• **Work to do**
Only a number is wanted: the count of lines in this listing that contain "広島県地球温暖化防止活動推進センター".

• **Lines of data**
☆ ☆ ☆ ☆ ☆

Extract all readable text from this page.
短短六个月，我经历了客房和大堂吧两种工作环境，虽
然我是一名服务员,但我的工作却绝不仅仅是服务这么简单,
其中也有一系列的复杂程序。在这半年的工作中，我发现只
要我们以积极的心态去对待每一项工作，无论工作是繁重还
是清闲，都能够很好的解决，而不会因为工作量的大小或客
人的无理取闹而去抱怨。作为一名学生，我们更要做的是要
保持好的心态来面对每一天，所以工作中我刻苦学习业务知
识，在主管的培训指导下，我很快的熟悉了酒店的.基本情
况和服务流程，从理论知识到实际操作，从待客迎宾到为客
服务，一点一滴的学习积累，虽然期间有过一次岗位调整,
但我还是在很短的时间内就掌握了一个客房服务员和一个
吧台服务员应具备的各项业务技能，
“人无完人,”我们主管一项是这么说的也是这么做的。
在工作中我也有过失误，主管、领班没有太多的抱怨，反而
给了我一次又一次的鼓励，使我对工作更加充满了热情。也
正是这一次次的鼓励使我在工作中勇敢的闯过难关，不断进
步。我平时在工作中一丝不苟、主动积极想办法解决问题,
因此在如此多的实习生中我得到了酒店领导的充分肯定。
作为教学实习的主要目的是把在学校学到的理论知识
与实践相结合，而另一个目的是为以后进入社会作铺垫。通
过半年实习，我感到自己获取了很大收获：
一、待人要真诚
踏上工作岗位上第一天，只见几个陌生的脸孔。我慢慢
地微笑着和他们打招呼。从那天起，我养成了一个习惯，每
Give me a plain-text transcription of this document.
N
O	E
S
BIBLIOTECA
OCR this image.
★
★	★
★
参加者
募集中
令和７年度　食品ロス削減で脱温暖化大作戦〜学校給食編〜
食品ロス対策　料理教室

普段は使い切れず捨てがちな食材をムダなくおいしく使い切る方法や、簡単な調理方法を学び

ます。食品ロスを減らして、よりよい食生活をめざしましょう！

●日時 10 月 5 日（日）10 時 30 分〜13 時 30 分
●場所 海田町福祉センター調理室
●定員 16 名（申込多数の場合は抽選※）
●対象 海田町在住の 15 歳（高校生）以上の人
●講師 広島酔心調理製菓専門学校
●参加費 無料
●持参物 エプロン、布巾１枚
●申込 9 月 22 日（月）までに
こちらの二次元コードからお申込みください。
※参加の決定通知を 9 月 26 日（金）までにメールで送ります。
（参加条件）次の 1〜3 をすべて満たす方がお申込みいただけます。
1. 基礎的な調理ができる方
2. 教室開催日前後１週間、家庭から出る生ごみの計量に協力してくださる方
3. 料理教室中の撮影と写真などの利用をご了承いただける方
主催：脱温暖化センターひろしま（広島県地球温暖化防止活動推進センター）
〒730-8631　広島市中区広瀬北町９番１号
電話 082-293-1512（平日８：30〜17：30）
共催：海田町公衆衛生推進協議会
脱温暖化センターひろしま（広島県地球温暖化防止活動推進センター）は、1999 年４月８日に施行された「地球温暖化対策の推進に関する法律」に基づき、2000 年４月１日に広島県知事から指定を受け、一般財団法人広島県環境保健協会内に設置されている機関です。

☆ ☆ ☆ ☆ ☆

• **Task solution**
2